--- begin Exercise data ---
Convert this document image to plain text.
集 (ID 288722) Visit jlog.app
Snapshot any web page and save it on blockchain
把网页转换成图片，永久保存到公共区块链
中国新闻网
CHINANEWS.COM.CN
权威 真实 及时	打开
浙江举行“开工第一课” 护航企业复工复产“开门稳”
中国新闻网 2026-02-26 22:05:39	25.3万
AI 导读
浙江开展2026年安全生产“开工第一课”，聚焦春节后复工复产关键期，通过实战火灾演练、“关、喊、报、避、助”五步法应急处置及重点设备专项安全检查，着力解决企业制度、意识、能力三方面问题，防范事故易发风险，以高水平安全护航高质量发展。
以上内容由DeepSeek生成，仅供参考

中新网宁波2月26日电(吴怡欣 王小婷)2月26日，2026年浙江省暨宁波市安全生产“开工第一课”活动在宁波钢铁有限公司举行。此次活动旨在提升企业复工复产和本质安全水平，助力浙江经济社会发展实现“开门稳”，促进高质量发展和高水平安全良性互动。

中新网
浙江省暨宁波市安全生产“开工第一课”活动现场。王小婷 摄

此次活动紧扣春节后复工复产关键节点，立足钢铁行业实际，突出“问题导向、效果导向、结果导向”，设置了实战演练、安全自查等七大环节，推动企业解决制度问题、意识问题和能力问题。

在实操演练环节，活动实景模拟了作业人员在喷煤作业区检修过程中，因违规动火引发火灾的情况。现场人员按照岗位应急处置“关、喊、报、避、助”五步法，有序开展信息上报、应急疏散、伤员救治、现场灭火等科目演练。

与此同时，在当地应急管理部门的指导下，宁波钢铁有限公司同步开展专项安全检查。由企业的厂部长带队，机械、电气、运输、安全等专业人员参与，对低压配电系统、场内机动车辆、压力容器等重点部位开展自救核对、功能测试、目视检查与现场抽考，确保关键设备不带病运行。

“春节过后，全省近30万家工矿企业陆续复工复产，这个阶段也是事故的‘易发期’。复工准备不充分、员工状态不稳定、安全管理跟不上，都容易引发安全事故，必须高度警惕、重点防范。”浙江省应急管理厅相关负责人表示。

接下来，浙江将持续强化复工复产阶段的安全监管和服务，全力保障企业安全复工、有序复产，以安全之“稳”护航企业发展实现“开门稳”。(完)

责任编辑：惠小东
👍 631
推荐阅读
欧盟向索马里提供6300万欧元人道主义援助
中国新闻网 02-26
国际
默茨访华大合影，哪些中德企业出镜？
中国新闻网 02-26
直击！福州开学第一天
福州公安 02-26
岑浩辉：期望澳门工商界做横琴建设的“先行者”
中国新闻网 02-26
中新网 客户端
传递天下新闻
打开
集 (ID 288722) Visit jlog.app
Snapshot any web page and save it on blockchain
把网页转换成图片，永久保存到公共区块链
--- end Exercise data ---
[Requirements]
Every record should be repeated exactly; please leave none out.

[Complete response]
Convert this document image to plain text.
集 (ID 288722) Visit jlog.app
Snapshot any web page and save it on blockchain
把网页转换成图片，永久保存到公共区块链
中国新闻网
CHINANEWS.COM.CN
权威 真实 及时	打开
浙江举行“开工第一课” 护航企业复工复产“开门稳”
中国新闻网 2026-02-26 22:05:39	25.3万
AI 导读
浙江开展2026年安全生产“开工第一课”，聚焦春节后复工复产关键期，通过实战火灾演练、“关、喊、报、避、助”五步法应急处置及重点设备专项安全检查，着力解决企业制度、意识、能力三方面问题，防范事故易发风险，以高水平安全护航高质量发展。
以上内容由DeepSeek生成，仅供参考

中新网宁波2月26日电(吴怡欣 王小婷)2月26日，2026年浙江省暨宁波市安全生产“开工第一课”活动在宁波钢铁有限公司举行。此次活动旨在提升企业复工复产和本质安全水平，助力浙江经济社会发展实现“开门稳”，促进高质量发展和高水平安全良性互动。

中新网
浙江省暨宁波市安全生产“开工第一课”活动现场。王小婷 摄

此次活动紧扣春节后复工复产关键节点，立足钢铁行业实际，突出“问题导向、效果导向、结果导向”，设置了实战演练、安全自查等七大环节，推动企业解决制度问题、意识问题和能力问题。

在实操演练环节，活动实景模拟了作业人员在喷煤作业区检修过程中，因违规动火引发火灾的情况。现场人员按照岗位应急处置“关、喊、报、避、助”五步法，有序开展信息上报、应急疏散、伤员救治、现场灭火等科目演练。

与此同时，在当地应急管理部门的指导下，宁波钢铁有限公司同步开展专项安全检查。由企业的厂部长带队，机械、电气、运输、安全等专业人员参与，对低压配电系统、场内机动车辆、压力容器等重点部位开展自救核对、功能测试、目视检查与现场抽考，确保关键设备不带病运行。

“春节过后，全省近30万家工矿企业陆续复工复产，这个阶段也是事故的‘易发期’。复工准备不充分、员工状态不稳定、安全管理跟不上，都容易引发安全事故，必须高度警惕、重点防范。”浙江省应急管理厅相关负责人表示。

接下来，浙江将持续强化复工复产阶段的安全监管和服务，全力保障企业安全复工、有序复产，以安全之“稳”护航企业发展实现“开门稳”。(完)

责任编辑：惠小东
👍 631
推荐阅读
欧盟向索马里提供6300万欧元人道主义援助
中国新闻网 02-26
国际
默茨访华大合影，哪些中德企业出镜？
中国新闻网 02-26
直击！福州开学第一天
福州公安 02-26
岑浩辉：期望澳门工商界做横琴建设的“先行者”
中国新闻网 02-26
中新网 客户端
传递天下新闻
打开
集 (ID 288722) Visit jlog.app
Snapshot any web page and save it on blockchain
把网页转换成图片，永久保存到公共区块链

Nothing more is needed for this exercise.